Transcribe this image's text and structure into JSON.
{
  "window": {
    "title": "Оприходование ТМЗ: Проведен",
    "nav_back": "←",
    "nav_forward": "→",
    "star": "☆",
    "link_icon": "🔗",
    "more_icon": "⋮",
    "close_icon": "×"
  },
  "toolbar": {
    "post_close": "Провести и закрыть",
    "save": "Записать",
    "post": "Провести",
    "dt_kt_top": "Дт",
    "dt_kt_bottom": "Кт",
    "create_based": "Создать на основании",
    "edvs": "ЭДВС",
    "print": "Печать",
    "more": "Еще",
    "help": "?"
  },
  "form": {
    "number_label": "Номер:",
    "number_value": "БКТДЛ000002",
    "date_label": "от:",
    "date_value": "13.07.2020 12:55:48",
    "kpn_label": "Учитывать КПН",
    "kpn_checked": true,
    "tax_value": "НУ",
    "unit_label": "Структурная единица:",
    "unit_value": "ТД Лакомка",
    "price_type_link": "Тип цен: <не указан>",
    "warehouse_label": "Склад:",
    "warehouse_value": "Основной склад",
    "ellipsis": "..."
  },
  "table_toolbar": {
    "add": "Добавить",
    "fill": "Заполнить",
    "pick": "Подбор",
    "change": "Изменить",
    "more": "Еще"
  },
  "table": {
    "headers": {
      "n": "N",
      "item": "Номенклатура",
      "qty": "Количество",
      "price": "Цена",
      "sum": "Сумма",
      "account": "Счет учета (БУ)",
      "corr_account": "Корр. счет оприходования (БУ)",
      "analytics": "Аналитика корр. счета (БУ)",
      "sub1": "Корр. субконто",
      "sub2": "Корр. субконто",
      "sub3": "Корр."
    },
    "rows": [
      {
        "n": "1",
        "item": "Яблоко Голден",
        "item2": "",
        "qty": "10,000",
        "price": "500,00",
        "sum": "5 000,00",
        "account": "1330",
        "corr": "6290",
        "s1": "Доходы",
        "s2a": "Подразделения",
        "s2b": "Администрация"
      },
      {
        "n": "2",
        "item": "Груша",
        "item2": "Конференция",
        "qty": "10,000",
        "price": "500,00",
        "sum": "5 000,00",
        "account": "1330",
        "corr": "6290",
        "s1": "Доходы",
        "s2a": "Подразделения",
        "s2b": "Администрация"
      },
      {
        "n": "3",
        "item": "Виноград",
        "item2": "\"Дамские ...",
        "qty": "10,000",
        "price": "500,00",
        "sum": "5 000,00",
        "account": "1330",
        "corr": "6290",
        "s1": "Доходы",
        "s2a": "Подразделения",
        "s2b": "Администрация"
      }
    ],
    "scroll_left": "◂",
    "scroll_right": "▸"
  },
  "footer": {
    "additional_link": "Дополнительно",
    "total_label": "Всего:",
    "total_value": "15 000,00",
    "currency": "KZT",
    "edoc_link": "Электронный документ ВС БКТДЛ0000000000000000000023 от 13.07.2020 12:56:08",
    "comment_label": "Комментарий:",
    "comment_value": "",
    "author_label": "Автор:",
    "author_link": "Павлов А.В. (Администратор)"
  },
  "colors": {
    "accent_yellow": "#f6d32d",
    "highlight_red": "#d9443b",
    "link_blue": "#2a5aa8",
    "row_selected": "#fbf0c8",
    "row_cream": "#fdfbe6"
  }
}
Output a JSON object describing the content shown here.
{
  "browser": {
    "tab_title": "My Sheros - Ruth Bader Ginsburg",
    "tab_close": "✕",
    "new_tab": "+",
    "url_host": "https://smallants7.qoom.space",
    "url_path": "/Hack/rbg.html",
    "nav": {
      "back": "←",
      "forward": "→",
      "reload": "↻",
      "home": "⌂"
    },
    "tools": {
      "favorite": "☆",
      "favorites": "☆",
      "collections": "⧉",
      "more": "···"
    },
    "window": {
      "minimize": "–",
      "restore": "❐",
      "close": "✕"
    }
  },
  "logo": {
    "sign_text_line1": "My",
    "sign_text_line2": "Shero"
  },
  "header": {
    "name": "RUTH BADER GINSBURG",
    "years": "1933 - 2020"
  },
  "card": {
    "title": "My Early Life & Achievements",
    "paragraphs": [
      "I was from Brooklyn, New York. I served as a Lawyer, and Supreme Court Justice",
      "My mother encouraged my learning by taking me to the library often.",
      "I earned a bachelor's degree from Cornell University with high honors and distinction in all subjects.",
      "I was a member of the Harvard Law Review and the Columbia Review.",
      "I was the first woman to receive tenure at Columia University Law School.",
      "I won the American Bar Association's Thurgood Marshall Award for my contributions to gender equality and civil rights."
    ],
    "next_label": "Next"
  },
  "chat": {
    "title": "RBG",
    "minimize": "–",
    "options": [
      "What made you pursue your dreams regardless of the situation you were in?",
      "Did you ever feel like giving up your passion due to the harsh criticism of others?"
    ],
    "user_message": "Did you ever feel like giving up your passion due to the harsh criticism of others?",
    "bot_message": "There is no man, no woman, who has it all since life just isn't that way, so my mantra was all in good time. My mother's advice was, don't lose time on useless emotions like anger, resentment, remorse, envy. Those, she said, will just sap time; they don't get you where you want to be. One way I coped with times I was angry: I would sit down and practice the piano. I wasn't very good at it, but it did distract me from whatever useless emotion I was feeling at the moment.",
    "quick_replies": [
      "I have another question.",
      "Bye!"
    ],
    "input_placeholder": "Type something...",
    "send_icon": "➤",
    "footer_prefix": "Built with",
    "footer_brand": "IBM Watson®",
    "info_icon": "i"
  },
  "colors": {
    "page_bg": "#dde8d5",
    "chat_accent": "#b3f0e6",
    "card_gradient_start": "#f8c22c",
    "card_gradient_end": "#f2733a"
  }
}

= What you need to do =
Output the entries exactly.

= Exercise output =
Transcribe this image's text and structure into JSON.
{
  "window": {
    "title": "Оприходование ТМЗ: Проведен",
    "nav_back": "←",
    "nav_forward": "→",
    "star": "☆",
    "link_icon": "🔗",
    "more_icon": "⋮",
    "close_icon": "×"
  },
  "toolbar": {
    "post_close": "Провести и закрыть",
    "save": "Записать",
    "post": "Провести",
    "dt_kt_top": "Дт",
    "dt_kt_bottom": "Кт",
    "create_based": "Создать на основании",
    "edvs": "ЭДВС",
    "print": "Печать",
    "more": "Еще",
    "help": "?"
  },
  "form": {
    "number_label": "Номер:",
    "number_value": "БКТДЛ000002",
    "date_label": "от:",
    "date_value": "13.07.2020 12:55:48",
    "kpn_label": "Учитывать КПН",
    "kpn_checked": true,
    "tax_value": "НУ",
    "unit_label": "Структурная единица:",
    "unit_value": "ТД Лакомка",
    "price_type_link": "Тип цен: <не указан>",
    "warehouse_label": "Склад:",
    "warehouse_value": "Основной склад",
    "ellipsis": "..."
  },
  "table_toolbar": {
    "add": "Добавить",
    "fill": "Заполнить",
    "pick": "Подбор",
    "change": "Изменить",
    "more": "Еще"
  },
  "table": {
    "headers": {
      "n": "N",
      "item": "Номенклатура",
      "qty": "Количество",
      "price": "Цена",
      "sum": "Сумма",
      "account": "Счет учета (БУ)",
      "corr_account": "Корр. счет оприходования (БУ)",
      "analytics": "Аналитика корр. счета (БУ)",
      "sub1": "Корр. субконто",
      "sub2": "Корр. субконто",
      "sub3": "Корр."
    },
    "rows": [
      {
        "n": "1",
        "item": "Яблоко Голден",
        "item2": "",
        "qty": "10,000",
        "price": "500,00",
        "sum": "5 000,00",
        "account": "1330",
        "corr": "6290",
        "s1": "Доходы",
        "s2a": "Подразделения",
        "s2b": "Администрация"
      },
      {
        "n": "2",
        "item": "Груша",
        "item2": "Конференция",
        "qty": "10,000",
        "price": "500,00",
        "sum": "5 000,00",
        "account": "1330",
        "corr": "6290",
        "s1": "Доходы",
        "s2a": "Подразделения",
        "s2b": "Администрация"
      },
      {
        "n": "3",
        "item": "Виноград",
        "item2": "\"Дамские ...",
        "qty": "10,000",
        "price": "500,00",
        "sum": "5 000,00",
        "account": "1330",
        "corr": "6290",
        "s1": "Доходы",
        "s2a": "Подразделения",
        "s2b": "Администрация"
      }
    ],
    "scroll_left": "◂",
    "scroll_right": "▸"
  },
  "footer": {
    "additional_link": "Дополнительно",
    "total_label": "Всего:",
    "total_value": "15 000,00",
    "currency": "KZT",
    "edoc_link": "Электронный документ ВС БКТДЛ0000000000000000000023 от 13.07.2020 12:56:08",
    "comment_label": "Комментарий:",
    "comment_value": "",
    "author_label": "Автор:",
    "author_link": "Павлов А.В. (Администратор)"
  },
  "colors": {
    "accent_yellow": "#f6d32d",
    "highlight_red": "#d9443b",
    "link_blue": "#2a5aa8",
    "row_selected": "#fbf0c8",
    "row_cream": "#fdfbe6"
  }
}
Output a JSON object describing the content shown here.
{
  "browser": {
    "tab_title": "My Sheros - Ruth Bader Ginsburg",
    "tab_close": "✕",
    "new_tab": "+",
    "url_host": "https://smallants7.qoom.space",
    "url_path": "/Hack/rbg.html",
    "nav": {
      "back": "←",
      "forward": "→",
      "reload": "↻",
      "home": "⌂"
    },
    "tools": {
      "favorite": "☆",
      "favorites": "☆",
      "collections": "⧉",
      "more": "···"
    },
    "window": {
      "minimize": "–",
      "restore": "❐",
      "close": "✕"
    }
  },
  "logo": {
    "sign_text_line1": "My",
    "sign_text_line2": "Shero"
  },
  "header": {
    "name": "RUTH BADER GINSBURG",
    "years": "1933 - 2020"
  },
  "card": {
    "title": "My Early Life & Achievements",
    "paragraphs": [
      "I was from Brooklyn, New York. I served as a Lawyer, and Supreme Court Justice",
      "My mother encouraged my learning by taking me to the library often.",
      "I earned a bachelor's degree from Cornell University with high honors and distinction in all subjects.",
      "I was a member of the Harvard Law Review and the Columbia Review.",
      "I was the first woman to receive tenure at Columia University Law School.",
      "I won the American Bar Association's Thurgood Marshall Award for my contributions to gender equality and civil rights."
    ],
    "next_label": "Next"
  },
  "chat": {
    "title": "RBG",
    "minimize": "–",
    "options": [
      "What made you pursue your dreams regardless of the situation you were in?",
      "Did you ever feel like giving up your passion due to the harsh criticism of others?"
    ],
    "user_message": "Did you ever feel like giving up your passion due to the harsh criticism of others?",
    "bot_message": "There is no man, no woman, who has it all since life just isn't that way, so my mantra was all in good time. My mother's advice was, don't lose time on useless emotions like anger, resentment, remorse, envy. Those, she said, will just sap time; they don't get you where you want to be. One way I coped with times I was angry: I would sit down and practice the piano. I wasn't very good at it, but it did distract me from whatever useless emotion I was feeling at the moment.",
    "quick_replies": [
      "I have another question.",
      "Bye!"
    ],
    "input_placeholder": "Type something...",
    "send_icon": "➤",
    "footer_prefix": "Built with",
    "footer_brand": "IBM Watson®",
    "info_icon": "i"
  },
  "colors": {
    "page_bg": "#dde8d5",
    "chat_accent": "#b3f0e6",
    "card_gradient_start": "#f8c22c",
    "card_gradient_end": "#f2733a"
  }
}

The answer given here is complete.